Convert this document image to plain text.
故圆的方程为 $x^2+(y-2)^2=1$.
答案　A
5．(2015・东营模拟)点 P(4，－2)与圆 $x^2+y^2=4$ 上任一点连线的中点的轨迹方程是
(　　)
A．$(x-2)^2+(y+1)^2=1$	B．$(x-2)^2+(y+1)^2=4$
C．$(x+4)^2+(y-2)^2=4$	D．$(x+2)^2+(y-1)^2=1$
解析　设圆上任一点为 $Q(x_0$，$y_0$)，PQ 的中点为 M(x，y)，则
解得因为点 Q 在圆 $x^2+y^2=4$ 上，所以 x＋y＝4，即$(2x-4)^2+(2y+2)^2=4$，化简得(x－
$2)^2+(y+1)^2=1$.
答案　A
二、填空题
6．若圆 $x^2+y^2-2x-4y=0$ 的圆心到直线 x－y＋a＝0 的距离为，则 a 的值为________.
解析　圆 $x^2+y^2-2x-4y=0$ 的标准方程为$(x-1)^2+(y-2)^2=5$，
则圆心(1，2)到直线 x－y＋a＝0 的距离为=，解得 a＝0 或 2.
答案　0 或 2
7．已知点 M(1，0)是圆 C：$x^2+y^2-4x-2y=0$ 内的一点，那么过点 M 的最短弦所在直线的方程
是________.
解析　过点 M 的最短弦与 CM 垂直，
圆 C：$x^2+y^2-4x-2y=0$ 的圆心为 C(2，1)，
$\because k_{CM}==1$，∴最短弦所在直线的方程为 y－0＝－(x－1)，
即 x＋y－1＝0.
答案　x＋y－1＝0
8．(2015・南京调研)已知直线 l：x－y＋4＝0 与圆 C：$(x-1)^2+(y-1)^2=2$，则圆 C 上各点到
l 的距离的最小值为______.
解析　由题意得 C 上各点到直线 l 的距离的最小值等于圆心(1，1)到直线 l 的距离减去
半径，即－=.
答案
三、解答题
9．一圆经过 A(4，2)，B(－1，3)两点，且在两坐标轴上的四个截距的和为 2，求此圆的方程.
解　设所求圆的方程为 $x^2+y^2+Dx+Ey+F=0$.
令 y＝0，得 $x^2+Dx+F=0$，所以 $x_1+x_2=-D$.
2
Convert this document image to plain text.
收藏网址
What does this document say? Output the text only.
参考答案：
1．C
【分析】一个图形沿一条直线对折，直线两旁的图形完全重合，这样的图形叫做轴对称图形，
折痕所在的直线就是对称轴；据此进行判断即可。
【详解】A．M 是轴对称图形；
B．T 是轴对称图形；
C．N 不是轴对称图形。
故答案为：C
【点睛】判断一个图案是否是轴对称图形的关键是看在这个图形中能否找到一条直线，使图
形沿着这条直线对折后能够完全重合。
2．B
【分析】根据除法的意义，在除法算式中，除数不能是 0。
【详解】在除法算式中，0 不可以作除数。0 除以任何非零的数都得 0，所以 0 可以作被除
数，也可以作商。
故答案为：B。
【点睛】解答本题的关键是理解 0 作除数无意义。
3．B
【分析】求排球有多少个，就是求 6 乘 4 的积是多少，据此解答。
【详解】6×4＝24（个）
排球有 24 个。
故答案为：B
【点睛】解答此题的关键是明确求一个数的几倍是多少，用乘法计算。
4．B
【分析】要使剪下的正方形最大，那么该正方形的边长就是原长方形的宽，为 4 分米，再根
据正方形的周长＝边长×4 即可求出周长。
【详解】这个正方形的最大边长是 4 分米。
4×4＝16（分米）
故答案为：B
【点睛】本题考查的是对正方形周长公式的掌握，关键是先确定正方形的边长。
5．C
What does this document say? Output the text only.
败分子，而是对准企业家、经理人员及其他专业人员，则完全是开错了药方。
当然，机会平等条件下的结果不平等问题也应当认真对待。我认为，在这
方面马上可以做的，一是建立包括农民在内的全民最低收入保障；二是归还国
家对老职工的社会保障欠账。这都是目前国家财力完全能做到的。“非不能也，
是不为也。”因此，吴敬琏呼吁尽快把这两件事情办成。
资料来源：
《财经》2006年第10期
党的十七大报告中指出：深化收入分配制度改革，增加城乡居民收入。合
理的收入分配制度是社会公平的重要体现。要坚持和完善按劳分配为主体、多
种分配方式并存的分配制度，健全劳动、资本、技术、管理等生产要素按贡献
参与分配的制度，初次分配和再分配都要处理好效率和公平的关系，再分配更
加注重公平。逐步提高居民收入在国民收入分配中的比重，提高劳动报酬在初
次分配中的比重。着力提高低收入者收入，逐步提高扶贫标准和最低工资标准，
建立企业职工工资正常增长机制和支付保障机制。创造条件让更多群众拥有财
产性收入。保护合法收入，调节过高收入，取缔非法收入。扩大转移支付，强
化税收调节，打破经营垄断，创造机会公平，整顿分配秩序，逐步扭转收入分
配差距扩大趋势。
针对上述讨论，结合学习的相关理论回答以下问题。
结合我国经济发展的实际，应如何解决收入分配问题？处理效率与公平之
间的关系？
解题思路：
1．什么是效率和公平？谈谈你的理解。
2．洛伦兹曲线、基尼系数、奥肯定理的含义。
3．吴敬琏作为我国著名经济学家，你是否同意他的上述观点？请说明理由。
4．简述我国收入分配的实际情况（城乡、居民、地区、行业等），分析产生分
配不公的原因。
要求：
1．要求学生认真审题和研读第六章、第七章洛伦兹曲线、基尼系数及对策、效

• _What is being asked_
Would you give the material above again, complete and exact?

• _Answer to this problem_
Convert this document image to plain text.
故圆的方程为 $x^2+(y-2)^2=1$.
答案　A
5．(2015・东营模拟)点 P(4，－2)与圆 $x^2+y^2=4$ 上任一点连线的中点的轨迹方程是
(　　)
A．$(x-2)^2+(y+1)^2=1$	B．$(x-2)^2+(y+1)^2=4$
C．$(x+4)^2+(y-2)^2=4$	D．$(x+2)^2+(y-1)^2=1$
解析　设圆上任一点为 $Q(x_0$，$y_0$)，PQ 的中点为 M(x，y)，则
解得因为点 Q 在圆 $x^2+y^2=4$ 上，所以 x＋y＝4，即$(2x-4)^2+(2y+2)^2=4$，化简得(x－
$2)^2+(y+1)^2=1$.
答案　A
二、填空题
6．若圆 $x^2+y^2-2x-4y=0$ 的圆心到直线 x－y＋a＝0 的距离为，则 a 的值为________.
解析　圆 $x^2+y^2-2x-4y=0$ 的标准方程为$(x-1)^2+(y-2)^2=5$，
则圆心(1，2)到直线 x－y＋a＝0 的距离为=，解得 a＝0 或 2.
答案　0 或 2
7．已知点 M(1，0)是圆 C：$x^2+y^2-4x-2y=0$ 内的一点，那么过点 M 的最短弦所在直线的方程
是________.
解析　过点 M 的最短弦与 CM 垂直，
圆 C：$x^2+y^2-4x-2y=0$ 的圆心为 C(2，1)，
$\because k_{CM}==1$，∴最短弦所在直线的方程为 y－0＝－(x－1)，
即 x＋y－1＝0.
答案　x＋y－1＝0
8．(2015・南京调研)已知直线 l：x－y＋4＝0 与圆 C：$(x-1)^2+(y-1)^2=2$，则圆 C 上各点到
l 的距离的最小值为______.
解析　由题意得 C 上各点到直线 l 的距离的最小值等于圆心(1，1)到直线 l 的距离减去
半径，即－=.
答案
三、解答题
9．一圆经过 A(4，2)，B(－1，3)两点，且在两坐标轴上的四个截距的和为 2，求此圆的方程.
解　设所求圆的方程为 $x^2+y^2+Dx+Ey+F=0$.
令 y＝0，得 $x^2+Dx+F=0$，所以 $x_1+x_2=-D$.
2
Convert this document image to plain text.
收藏网址
What does this document say? Output the text only.
参考答案：
1．C
【分析】一个图形沿一条直线对折，直线两旁的图形完全重合，这样的图形叫做轴对称图形，
折痕所在的直线就是对称轴；据此进行判断即可。
【详解】A．M 是轴对称图形；
B．T 是轴对称图形；
C．N 不是轴对称图形。
故答案为：C
【点睛】判断一个图案是否是轴对称图形的关键是看在这个图形中能否找到一条直线，使图
形沿着这条直线对折后能够完全重合。
2．B
【分析】根据除法的意义，在除法算式中，除数不能是 0。
【详解】在除法算式中，0 不可以作除数。0 除以任何非零的数都得 0，所以 0 可以作被除
数，也可以作商。
故答案为：B。
【点睛】解答本题的关键是理解 0 作除数无意义。
3．B
【分析】求排球有多少个，就是求 6 乘 4 的积是多少，据此解答。
【详解】6×4＝24（个）
排球有 24 个。
故答案为：B
【点睛】解答此题的关键是明确求一个数的几倍是多少，用乘法计算。
4．B
【分析】要使剪下的正方形最大，那么该正方形的边长就是原长方形的宽，为 4 分米，再根
据正方形的周长＝边长×4 即可求出周长。
【详解】这个正方形的最大边长是 4 分米。
4×4＝16（分米）
故答案为：B
【点睛】本题考查的是对正方形周长公式的掌握，关键是先确定正方形的边长。
5．C
What does this document say? Output the text only.
败分子，而是对准企业家、经理人员及其他专业人员，则完全是开错了药方。
当然，机会平等条件下的结果不平等问题也应当认真对待。我认为，在这
方面马上可以做的，一是建立包括农民在内的全民最低收入保障；二是归还国
家对老职工的社会保障欠账。这都是目前国家财力完全能做到的。“非不能也，
是不为也。”因此，吴敬琏呼吁尽快把这两件事情办成。
资料来源：
《财经》2006年第10期
党的十七大报告中指出：深化收入分配制度改革，增加城乡居民收入。合
理的收入分配制度是社会公平的重要体现。要坚持和完善按劳分配为主体、多
种分配方式并存的分配制度，健全劳动、资本、技术、管理等生产要素按贡献
参与分配的制度，初次分配和再分配都要处理好效率和公平的关系，再分配更
加注重公平。逐步提高居民收入在国民收入分配中的比重，提高劳动报酬在初
次分配中的比重。着力提高低收入者收入，逐步提高扶贫标准和最低工资标准，
建立企业职工工资正常增长机制和支付保障机制。创造条件让更多群众拥有财
产性收入。保护合法收入，调节过高收入，取缔非法收入。扩大转移支付，强
化税收调节，打破经营垄断，创造机会公平，整顿分配秩序，逐步扭转收入分
配差距扩大趋势。
针对上述讨论，结合学习的相关理论回答以下问题。
结合我国经济发展的实际，应如何解决收入分配问题？处理效率与公平之
间的关系？
解题思路：
1．什么是效率和公平？谈谈你的理解。
2．洛伦兹曲线、基尼系数、奥肯定理的含义。
3．吴敬琏作为我国著名经济学家，你是否同意他的上述观点？请说明理由。
4．简述我国收入分配的实际情况（城乡、居民、地区、行业等），分析产生分
配不公的原因。
要求：
1．要求学生认真审题和研读第六章、第七章洛伦兹曲线、基尼系数及对策、效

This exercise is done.